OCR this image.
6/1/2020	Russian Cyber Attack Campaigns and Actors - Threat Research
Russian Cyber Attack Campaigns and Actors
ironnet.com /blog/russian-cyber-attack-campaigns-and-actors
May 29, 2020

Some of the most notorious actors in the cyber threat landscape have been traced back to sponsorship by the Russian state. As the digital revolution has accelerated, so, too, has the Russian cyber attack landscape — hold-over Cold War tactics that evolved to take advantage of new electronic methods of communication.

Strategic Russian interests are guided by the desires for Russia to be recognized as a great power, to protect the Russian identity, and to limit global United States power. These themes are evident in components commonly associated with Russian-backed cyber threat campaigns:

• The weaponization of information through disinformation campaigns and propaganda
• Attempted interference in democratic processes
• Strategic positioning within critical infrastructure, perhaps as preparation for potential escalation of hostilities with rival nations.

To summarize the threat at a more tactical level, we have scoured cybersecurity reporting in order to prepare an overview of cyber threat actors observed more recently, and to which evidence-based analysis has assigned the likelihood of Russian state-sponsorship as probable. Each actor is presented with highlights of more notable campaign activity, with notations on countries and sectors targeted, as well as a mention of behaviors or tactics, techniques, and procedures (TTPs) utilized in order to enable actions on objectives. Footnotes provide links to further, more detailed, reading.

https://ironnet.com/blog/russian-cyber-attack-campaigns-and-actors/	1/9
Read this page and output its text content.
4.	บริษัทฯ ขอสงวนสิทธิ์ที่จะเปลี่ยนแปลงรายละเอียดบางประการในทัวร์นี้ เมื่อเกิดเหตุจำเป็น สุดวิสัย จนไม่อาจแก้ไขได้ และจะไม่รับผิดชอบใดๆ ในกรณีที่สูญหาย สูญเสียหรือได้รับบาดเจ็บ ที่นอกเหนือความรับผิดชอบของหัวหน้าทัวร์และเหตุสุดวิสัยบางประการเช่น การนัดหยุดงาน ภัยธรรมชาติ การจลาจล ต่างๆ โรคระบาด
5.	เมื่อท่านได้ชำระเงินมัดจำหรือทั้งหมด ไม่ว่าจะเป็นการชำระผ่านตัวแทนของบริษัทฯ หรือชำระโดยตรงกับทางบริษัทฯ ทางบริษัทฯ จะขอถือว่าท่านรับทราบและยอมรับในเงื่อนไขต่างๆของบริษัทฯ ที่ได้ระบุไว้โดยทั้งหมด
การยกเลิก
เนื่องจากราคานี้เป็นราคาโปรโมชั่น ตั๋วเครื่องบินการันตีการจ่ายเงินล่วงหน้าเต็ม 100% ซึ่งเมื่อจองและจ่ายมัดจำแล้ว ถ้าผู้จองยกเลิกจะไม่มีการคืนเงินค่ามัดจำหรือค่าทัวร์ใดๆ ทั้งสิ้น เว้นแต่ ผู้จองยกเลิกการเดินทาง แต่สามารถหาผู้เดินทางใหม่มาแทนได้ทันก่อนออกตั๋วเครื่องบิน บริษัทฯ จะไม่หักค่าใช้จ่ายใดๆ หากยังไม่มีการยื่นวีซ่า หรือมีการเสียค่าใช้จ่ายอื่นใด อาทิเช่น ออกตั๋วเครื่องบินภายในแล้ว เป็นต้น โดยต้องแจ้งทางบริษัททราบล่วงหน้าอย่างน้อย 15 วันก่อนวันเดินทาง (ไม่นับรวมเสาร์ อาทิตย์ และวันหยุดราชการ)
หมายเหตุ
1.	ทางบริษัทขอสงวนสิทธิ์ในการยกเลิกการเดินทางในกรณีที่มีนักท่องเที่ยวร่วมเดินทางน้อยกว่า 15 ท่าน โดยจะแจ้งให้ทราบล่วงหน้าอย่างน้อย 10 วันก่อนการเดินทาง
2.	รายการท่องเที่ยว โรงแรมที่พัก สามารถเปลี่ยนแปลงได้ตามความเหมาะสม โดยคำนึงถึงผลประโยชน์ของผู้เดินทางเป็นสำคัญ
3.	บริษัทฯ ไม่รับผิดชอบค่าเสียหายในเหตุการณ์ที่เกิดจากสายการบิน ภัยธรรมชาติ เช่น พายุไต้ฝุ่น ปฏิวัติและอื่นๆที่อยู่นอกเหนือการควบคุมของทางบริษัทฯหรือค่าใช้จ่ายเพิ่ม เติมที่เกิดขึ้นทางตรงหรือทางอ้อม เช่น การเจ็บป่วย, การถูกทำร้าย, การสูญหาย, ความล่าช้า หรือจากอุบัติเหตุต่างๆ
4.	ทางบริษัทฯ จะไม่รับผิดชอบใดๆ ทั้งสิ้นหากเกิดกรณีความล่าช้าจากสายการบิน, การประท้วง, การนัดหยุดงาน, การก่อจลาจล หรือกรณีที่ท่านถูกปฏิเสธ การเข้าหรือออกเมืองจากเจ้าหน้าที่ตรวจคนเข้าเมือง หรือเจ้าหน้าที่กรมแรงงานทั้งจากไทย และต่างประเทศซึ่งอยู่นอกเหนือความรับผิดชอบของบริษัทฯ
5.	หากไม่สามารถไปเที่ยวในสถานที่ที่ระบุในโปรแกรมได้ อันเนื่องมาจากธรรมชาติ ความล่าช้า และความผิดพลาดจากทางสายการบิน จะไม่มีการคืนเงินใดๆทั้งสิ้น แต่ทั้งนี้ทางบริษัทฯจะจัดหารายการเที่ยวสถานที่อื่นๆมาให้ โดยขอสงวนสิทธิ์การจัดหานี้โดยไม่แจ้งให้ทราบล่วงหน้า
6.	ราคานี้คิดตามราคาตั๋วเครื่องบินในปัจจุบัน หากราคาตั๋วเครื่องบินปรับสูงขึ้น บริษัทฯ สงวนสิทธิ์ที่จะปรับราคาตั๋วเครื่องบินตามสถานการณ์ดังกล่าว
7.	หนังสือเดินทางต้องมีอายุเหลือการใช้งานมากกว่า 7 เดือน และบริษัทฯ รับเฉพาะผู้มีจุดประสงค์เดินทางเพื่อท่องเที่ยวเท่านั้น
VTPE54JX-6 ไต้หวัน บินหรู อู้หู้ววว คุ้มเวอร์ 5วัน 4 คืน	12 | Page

====

> _TO DO_
Reproduce the records in full, exactly as written.

> _THE COMPLETED TASK_
OCR this image.
6/1/2020	Russian Cyber Attack Campaigns and Actors - Threat Research
Russian Cyber Attack Campaigns and Actors
ironnet.com /blog/russian-cyber-attack-campaigns-and-actors
May 29, 2020

Some of the most notorious actors in the cyber threat landscape have been traced back to sponsorship by the Russian state. As the digital revolution has accelerated, so, too, has the Russian cyber attack landscape — hold-over Cold War tactics that evolved to take advantage of new electronic methods of communication.

Strategic Russian interests are guided by the desires for Russia to be recognized as a great power, to protect the Russian identity, and to limit global United States power. These themes are evident in components commonly associated with Russian-backed cyber threat campaigns:

• The weaponization of information through disinformation campaigns and propaganda
• Attempted interference in democratic processes
• Strategic positioning within critical infrastructure, perhaps as preparation for potential escalation of hostilities with rival nations.

To summarize the threat at a more tactical level, we have scoured cybersecurity reporting in order to prepare an overview of cyber threat actors observed more recently, and to which evidence-based analysis has assigned the likelihood of Russian state-sponsorship as probable. Each actor is presented with highlights of more notable campaign activity, with notations on countries and sectors targeted, as well as a mention of behaviors or tactics, techniques, and procedures (TTPs) utilized in order to enable actions on objectives. Footnotes provide links to further, more detailed, reading.

https://ironnet.com/blog/russian-cyber-attack-campaigns-and-actors/	1/9
Read this page and output its text content.
4.	บริษัทฯ ขอสงวนสิทธิ์ที่จะเปลี่ยนแปลงรายละเอียดบางประการในทัวร์นี้ เมื่อเกิดเหตุจำเป็น สุดวิสัย จนไม่อาจแก้ไขได้ และจะไม่รับผิดชอบใดๆ ในกรณีที่สูญหาย สูญเสียหรือได้รับบาดเจ็บ ที่นอกเหนือความรับผิดชอบของหัวหน้าทัวร์และเหตุสุดวิสัยบางประการเช่น การนัดหยุดงาน ภัยธรรมชาติ การจลาจล ต่างๆ โรคระบาด
5.	เมื่อท่านได้ชำระเงินมัดจำหรือทั้งหมด ไม่ว่าจะเป็นการชำระผ่านตัวแทนของบริษัทฯ หรือชำระโดยตรงกับทางบริษัทฯ ทางบริษัทฯ จะขอถือว่าท่านรับทราบและยอมรับในเงื่อนไขต่างๆของบริษัทฯ ที่ได้ระบุไว้โดยทั้งหมด
การยกเลิก
เนื่องจากราคานี้เป็นราคาโปรโมชั่น ตั๋วเครื่องบินการันตีการจ่ายเงินล่วงหน้าเต็ม 100% ซึ่งเมื่อจองและจ่ายมัดจำแล้ว ถ้าผู้จองยกเลิกจะไม่มีการคืนเงินค่ามัดจำหรือค่าทัวร์ใดๆ ทั้งสิ้น เว้นแต่ ผู้จองยกเลิกการเดินทาง แต่สามารถหาผู้เดินทางใหม่มาแทนได้ทันก่อนออกตั๋วเครื่องบิน บริษัทฯ จะไม่หักค่าใช้จ่ายใดๆ หากยังไม่มีการยื่นวีซ่า หรือมีการเสียค่าใช้จ่ายอื่นใด อาทิเช่น ออกตั๋วเครื่องบินภายในแล้ว เป็นต้น โดยต้องแจ้งทางบริษัททราบล่วงหน้าอย่างน้อย 15 วันก่อนวันเดินทาง (ไม่นับรวมเสาร์ อาทิตย์ และวันหยุดราชการ)
หมายเหตุ
1.	ทางบริษัทขอสงวนสิทธิ์ในการยกเลิกการเดินทางในกรณีที่มีนักท่องเที่ยวร่วมเดินทางน้อยกว่า 15 ท่าน โดยจะแจ้งให้ทราบล่วงหน้าอย่างน้อย 10 วันก่อนการเดินทาง
2.	รายการท่องเที่ยว โรงแรมที่พัก สามารถเปลี่ยนแปลงได้ตามความเหมาะสม โดยคำนึงถึงผลประโยชน์ของผู้เดินทางเป็นสำคัญ
3.	บริษัทฯ ไม่รับผิดชอบค่าเสียหายในเหตุการณ์ที่เกิดจากสายการบิน ภัยธรรมชาติ เช่น พายุไต้ฝุ่น ปฏิวัติและอื่นๆที่อยู่นอกเหนือการควบคุมของทางบริษัทฯหรือค่าใช้จ่ายเพิ่ม เติมที่เกิดขึ้นทางตรงหรือทางอ้อม เช่น การเจ็บป่วย, การถูกทำร้าย, การสูญหาย, ความล่าช้า หรือจากอุบัติเหตุต่างๆ
4.	ทางบริษัทฯ จะไม่รับผิดชอบใดๆ ทั้งสิ้นหากเกิดกรณีความล่าช้าจากสายการบิน, การประท้วง, การนัดหยุดงาน, การก่อจลาจล หรือกรณีที่ท่านถูกปฏิเสธ การเข้าหรือออกเมืองจากเจ้าหน้าที่ตรวจคนเข้าเมือง หรือเจ้าหน้าที่กรมแรงงานทั้งจากไทย และต่างประเทศซึ่งอยู่นอกเหนือความรับผิดชอบของบริษัทฯ
5.	หากไม่สามารถไปเที่ยวในสถานที่ที่ระบุในโปรแกรมได้ อันเนื่องมาจากธรรมชาติ ความล่าช้า และความผิดพลาดจากทางสายการบิน จะไม่มีการคืนเงินใดๆทั้งสิ้น แต่ทั้งนี้ทางบริษัทฯจะจัดหารายการเที่ยวสถานที่อื่นๆมาให้ โดยขอสงวนสิทธิ์การจัดหานี้โดยไม่แจ้งให้ทราบล่วงหน้า
6.	ราคานี้คิดตามราคาตั๋วเครื่องบินในปัจจุบัน หากราคาตั๋วเครื่องบินปรับสูงขึ้น บริษัทฯ สงวนสิทธิ์ที่จะปรับราคาตั๋วเครื่องบินตามสถานการณ์ดังกล่าว
7.	หนังสือเดินทางต้องมีอายุเหลือการใช้งานมากกว่า 7 เดือน และบริษัทฯ รับเฉพาะผู้มีจุดประสงค์เดินทางเพื่อท่องเที่ยวเท่านั้น
VTPE54JX-6 ไต้หวัน บินหรู อู้หู้ววว คุ้มเวอร์ 5วัน 4 คืน	12 | Page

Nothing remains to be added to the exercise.